[Start Recorded information]

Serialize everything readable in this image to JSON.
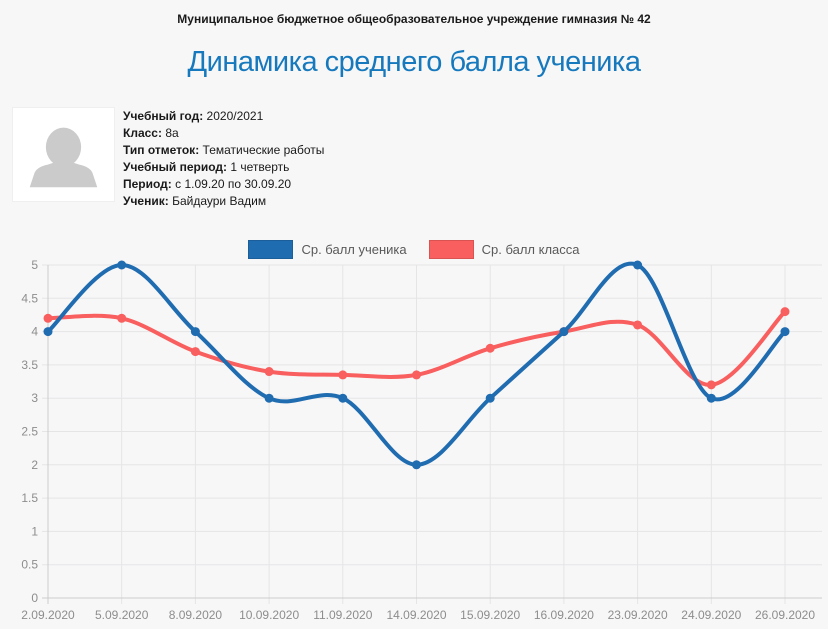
{
  "page": {
    "background": "#f7f7f8",
    "header": "Муниципальное бюджетное общеобразовательное учреждение гимназия № 42",
    "title": "Динамика среднего балла ученика",
    "title_color": "#1779bd"
  },
  "student_info": {
    "avatar": "person-placeholder",
    "rows": [
      {
        "label": "Учебный год:",
        "value": "2020/2021"
      },
      {
        "label": "Класс:",
        "value": "8а"
      },
      {
        "label": "Тип отметок:",
        "value": "Тематические работы"
      },
      {
        "label": "Учебный период:",
        "value": "1 четверть"
      },
      {
        "label": "Период:",
        "value": "с 1.09.20 по 30.09.20"
      },
      {
        "label": "Ученик:",
        "value": "Байдаури Вадим"
      }
    ]
  },
  "chart_data": {
    "type": "line",
    "title": "Динамика среднего балла ученика",
    "categories": [
      "2.09.2020",
      "5.09.2020",
      "8.09.2020",
      "10.09.2020",
      "11.09.2020",
      "14.09.2020",
      "15.09.2020",
      "16.09.2020",
      "23.09.2020",
      "24.09.2020",
      "26.09.2020"
    ],
    "series": [
      {
        "name": "Ср. балл ученика",
        "color": "#206cb0",
        "values": [
          4,
          5,
          4,
          3,
          3,
          2,
          3,
          4,
          5,
          3,
          4
        ]
      },
      {
        "name": "Ср. балл класса",
        "color": "#f85f5e",
        "values": [
          4.2,
          4.2,
          3.7,
          3.4,
          3.35,
          3.35,
          3.75,
          4.0,
          4.1,
          3.2,
          4.3
        ]
      }
    ],
    "xlabel": "",
    "ylabel": "",
    "ylim": [
      0,
      5
    ],
    "ytick_step": 0.5,
    "grid": true,
    "legend_position": "top",
    "style": {
      "grid_color": "#e5e5e5",
      "axis_color": "#cccccc",
      "tick_text_color": "#8d8d8d",
      "line_width": 4,
      "point_radius": 4.5
    }
  }
}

[End Recorded information]

Task goal: In the material above, how many lines hold the word "Учебный"? Say only the number.

Result for this exercise: 2